Gather all lines in the data that hold the string "Cómo".

═══ Supplied data

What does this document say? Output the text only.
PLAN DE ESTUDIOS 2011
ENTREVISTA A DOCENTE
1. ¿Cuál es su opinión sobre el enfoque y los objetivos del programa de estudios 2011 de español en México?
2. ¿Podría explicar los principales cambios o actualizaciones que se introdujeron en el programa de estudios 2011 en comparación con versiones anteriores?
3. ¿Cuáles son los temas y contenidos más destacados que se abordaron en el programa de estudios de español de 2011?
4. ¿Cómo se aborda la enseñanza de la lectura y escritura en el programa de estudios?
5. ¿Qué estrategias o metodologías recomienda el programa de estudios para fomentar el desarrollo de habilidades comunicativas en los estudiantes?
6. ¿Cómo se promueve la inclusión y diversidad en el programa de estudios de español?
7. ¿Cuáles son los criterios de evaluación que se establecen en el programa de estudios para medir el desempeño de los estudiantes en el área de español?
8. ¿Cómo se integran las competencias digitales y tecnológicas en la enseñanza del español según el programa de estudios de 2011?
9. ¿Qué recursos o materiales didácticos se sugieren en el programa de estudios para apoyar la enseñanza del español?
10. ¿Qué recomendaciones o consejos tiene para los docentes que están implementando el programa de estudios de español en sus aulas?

══════

# [Answer]
4. ¿Cómo se aborda la enseñanza de la lectura y escritura en el programa de estudios?
6. ¿Cómo se promueve la inclusión y diversidad en el programa de estudios de español?
8. ¿Cómo se integran las competencias digitales y tecnológicas en la enseñanza del español según el programa de estudios de 2011?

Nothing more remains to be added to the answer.